*Exercise prompt*:
All lines below must be repeated exactly, with the pictures omitted.

Dataset records

• • • • • • •

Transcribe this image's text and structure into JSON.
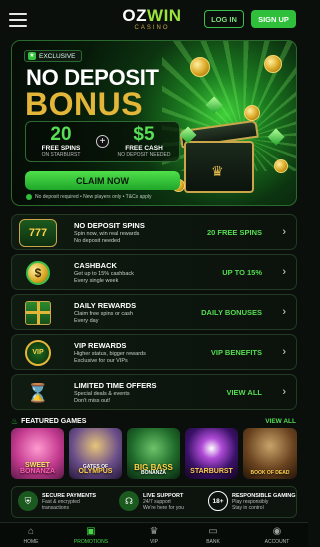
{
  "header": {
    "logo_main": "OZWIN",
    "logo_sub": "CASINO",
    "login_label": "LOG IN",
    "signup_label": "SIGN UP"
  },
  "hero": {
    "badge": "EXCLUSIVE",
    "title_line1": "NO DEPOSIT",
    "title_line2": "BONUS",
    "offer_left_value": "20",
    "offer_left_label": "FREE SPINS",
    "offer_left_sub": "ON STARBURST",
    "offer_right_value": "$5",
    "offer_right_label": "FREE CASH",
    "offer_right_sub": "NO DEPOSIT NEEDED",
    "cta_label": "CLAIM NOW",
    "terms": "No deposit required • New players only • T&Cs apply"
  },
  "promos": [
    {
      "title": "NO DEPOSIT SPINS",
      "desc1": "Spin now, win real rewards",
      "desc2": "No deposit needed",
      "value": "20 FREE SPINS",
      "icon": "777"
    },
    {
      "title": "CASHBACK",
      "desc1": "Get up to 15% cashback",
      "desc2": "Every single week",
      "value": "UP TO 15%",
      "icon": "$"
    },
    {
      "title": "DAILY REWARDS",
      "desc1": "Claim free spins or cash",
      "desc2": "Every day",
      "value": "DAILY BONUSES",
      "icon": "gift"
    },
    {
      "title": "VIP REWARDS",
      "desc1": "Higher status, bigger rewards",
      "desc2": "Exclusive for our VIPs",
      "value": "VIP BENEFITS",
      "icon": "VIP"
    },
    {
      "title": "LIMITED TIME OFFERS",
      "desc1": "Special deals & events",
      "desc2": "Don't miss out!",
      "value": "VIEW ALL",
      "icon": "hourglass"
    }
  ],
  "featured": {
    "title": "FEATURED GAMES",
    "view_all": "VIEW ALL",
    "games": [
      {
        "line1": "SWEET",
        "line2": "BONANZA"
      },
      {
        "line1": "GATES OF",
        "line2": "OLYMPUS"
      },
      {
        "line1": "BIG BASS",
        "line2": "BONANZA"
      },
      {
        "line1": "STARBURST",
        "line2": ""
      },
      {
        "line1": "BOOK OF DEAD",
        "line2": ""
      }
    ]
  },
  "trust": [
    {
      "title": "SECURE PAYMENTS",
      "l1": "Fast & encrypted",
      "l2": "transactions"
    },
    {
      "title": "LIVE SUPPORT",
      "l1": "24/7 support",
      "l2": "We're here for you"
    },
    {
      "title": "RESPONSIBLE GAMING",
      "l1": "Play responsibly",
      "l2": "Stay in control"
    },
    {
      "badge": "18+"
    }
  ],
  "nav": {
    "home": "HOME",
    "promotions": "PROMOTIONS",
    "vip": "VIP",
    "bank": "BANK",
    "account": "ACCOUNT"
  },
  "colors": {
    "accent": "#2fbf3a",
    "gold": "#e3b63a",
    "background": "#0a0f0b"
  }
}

• • • • • • •

*Task solution*:
Transcribe this image's text and structure into JSON.
{
  "header": {
    "logo_main": "OZWIN",
    "logo_sub": "CASINO",
    "login_label": "LOG IN",
    "signup_label": "SIGN UP"
  },
  "hero": {
    "badge": "EXCLUSIVE",
    "title_line1": "NO DEPOSIT",
    "title_line2": "BONUS",
    "offer_left_value": "20",
    "offer_left_label": "FREE SPINS",
    "offer_left_sub": "ON STARBURST",
    "offer_right_value": "$5",
    "offer_right_label": "FREE CASH",
    "offer_right_sub": "NO DEPOSIT NEEDED",
    "cta_label": "CLAIM NOW",
    "terms": "No deposit required • New players only • T&Cs apply"
  },
  "promos": [
    {
      "title": "NO DEPOSIT SPINS",
      "desc1": "Spin now, win real rewards",
      "desc2": "No deposit needed",
      "value": "20 FREE SPINS",
      "icon": "777"
    },
    {
      "title": "CASHBACK",
      "desc1": "Get up to 15% cashback",
      "desc2": "Every single week",
      "value": "UP TO 15%",
      "icon": "$"
    },
    {
      "title": "DAILY REWARDS",
      "desc1": "Claim free spins or cash",
      "desc2": "Every day",
      "value": "DAILY BONUSES",
      "icon": "gift"
    },
    {
      "title": "VIP REWARDS",
      "desc1": "Higher status, bigger rewards",
      "desc2": "Exclusive for our VIPs",
      "value": "VIP BENEFITS",
      "icon": "VIP"
    },
    {
      "title": "LIMITED TIME OFFERS",
      "desc1": "Special deals & events",
      "desc2": "Don't miss out!",
      "value": "VIEW ALL",
      "icon": "hourglass"
    }
  ],
  "featured": {
    "title": "FEATURED GAMES",
    "view_all": "VIEW ALL",
    "games": [
      {
        "line1": "SWEET",
        "line2": "BONANZA"
      },
      {
        "line1": "GATES OF",
        "line2": "OLYMPUS"
      },
      {
        "line1": "BIG BASS",
        "line2": "BONANZA"
      },
      {
        "line1": "STARBURST",
        "line2": ""
      },
      {
        "line1": "BOOK OF DEAD",
        "line2": ""
      }
    ]
  },
  "trust": [
    {
      "title": "SECURE PAYMENTS",
      "l1": "Fast & encrypted",
      "l2": "transactions"
    },
    {
      "title": "LIVE SUPPORT",
      "l1": "24/7 support",
      "l2": "We're here for you"
    },
    {
      "title": "RESPONSIBLE GAMING",
      "l1": "Play responsibly",
      "l2": "Stay in control"
    },
    {
      "badge": "18+"
    }
  ],
  "nav": {
    "home": "HOME",
    "promotions": "PROMOTIONS",
    "vip": "VIP",
    "bank": "BANK",
    "account": "ACCOUNT"
  },
  "colors": {
    "accent": "#2fbf3a",
    "gold": "#e3b63a",
    "background": "#0a0f0b"
  }
}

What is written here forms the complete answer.